Dataset
—————

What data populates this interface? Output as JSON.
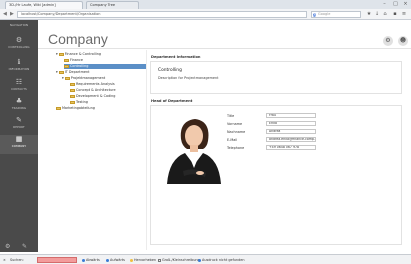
{
  "browser": {
    "tab1_title": "3D-/Hr Laufe, Wiki [admin]",
    "tab2_title": "Company Tree",
    "url": "localhost/Company/Department/Organisation",
    "search_placeholder": "Google"
  },
  "leftnav": {
    "items": [
      {
        "label": "NAVIGATION",
        "icon": "compass-icon"
      },
      {
        "label": "CONTROLLING",
        "icon": "gear-icon"
      },
      {
        "label": "INFORMATION",
        "icon": "info-icon"
      },
      {
        "label": "CONTACTS",
        "icon": "contacts-icon"
      },
      {
        "label": "TRAINING",
        "icon": "training-icon"
      },
      {
        "label": "REPORT",
        "icon": "report-icon"
      },
      {
        "label": "COMPANY",
        "icon": "company-icon"
      }
    ]
  },
  "app": {
    "title": "Company"
  },
  "tree": {
    "items": [
      {
        "label": "Finance & Controlling"
      },
      {
        "label": "Finance"
      },
      {
        "label": "Controlling"
      },
      {
        "label": "IT Department"
      },
      {
        "label": "Projektmanagement"
      },
      {
        "label": "Requirements Analysis"
      },
      {
        "label": "Concept & Architecture"
      },
      {
        "label": "Development & Coding"
      },
      {
        "label": "Testing"
      },
      {
        "label": "Marketingabteilung"
      }
    ]
  },
  "department": {
    "section_label": "Department Information",
    "name": "Controlling",
    "description": "Description for Projectmanagement"
  },
  "head": {
    "section_label": "Head of Department",
    "fields": [
      {
        "label": "Title",
        "value": "Frau"
      },
      {
        "label": "Vorname",
        "value": "Erika"
      },
      {
        "label": "Nachname",
        "value": "Andrea"
      },
      {
        "label": "E-Mail",
        "value": "andrea.erika@finance-comp.de"
      },
      {
        "label": "Telephone",
        "value": "+49 0648 067 978"
      }
    ]
  },
  "statusbar": {
    "find_label": "Suchen:",
    "prev": "Abwärts",
    "next": "Aufwärts",
    "highlight": "Hervorheben",
    "case": "Groß-/Kleinschreibung",
    "result": "Ausdruck nicht gefunden"
  }
}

—————

Challenge
Exclude the images, then output the data above word for word.

Answer to this task
What data populates this interface? Output as JSON.
{
  "browser": {
    "tab1_title": "3D-/Hr Laufe, Wiki [admin]",
    "tab2_title": "Company Tree",
    "url": "localhost/Company/Department/Organisation",
    "search_placeholder": "Google"
  },
  "leftnav": {
    "items": [
      {
        "label": "NAVIGATION",
        "icon": "compass-icon"
      },
      {
        "label": "CONTROLLING",
        "icon": "gear-icon"
      },
      {
        "label": "INFORMATION",
        "icon": "info-icon"
      },
      {
        "label": "CONTACTS",
        "icon": "contacts-icon"
      },
      {
        "label": "TRAINING",
        "icon": "training-icon"
      },
      {
        "label": "REPORT",
        "icon": "report-icon"
      },
      {
        "label": "COMPANY",
        "icon": "company-icon"
      }
    ]
  },
  "app": {
    "title": "Company"
  },
  "tree": {
    "items": [
      {
        "label": "Finance & Controlling"
      },
      {
        "label": "Finance"
      },
      {
        "label": "Controlling"
      },
      {
        "label": "IT Department"
      },
      {
        "label": "Projektmanagement"
      },
      {
        "label": "Requirements Analysis"
      },
      {
        "label": "Concept & Architecture"
      },
      {
        "label": "Development & Coding"
      },
      {
        "label": "Testing"
      },
      {
        "label": "Marketingabteilung"
      }
    ]
  },
  "department": {
    "section_label": "Department Information",
    "name": "Controlling",
    "description": "Description for Projectmanagement"
  },
  "head": {
    "section_label": "Head of Department",
    "fields": [
      {
        "label": "Title",
        "value": "Frau"
      },
      {
        "label": "Vorname",
        "value": "Erika"
      },
      {
        "label": "Nachname",
        "value": "Andrea"
      },
      {
        "label": "E-Mail",
        "value": "andrea.erika@finance-comp.de"
      },
      {
        "label": "Telephone",
        "value": "+49 0648 067 978"
      }
    ]
  },
  "statusbar": {
    "find_label": "Suchen:",
    "prev": "Abwärts",
    "next": "Aufwärts",
    "highlight": "Hervorheben",
    "case": "Groß-/Kleinschreibung",
    "result": "Ausdruck nicht gefunden"
  }
}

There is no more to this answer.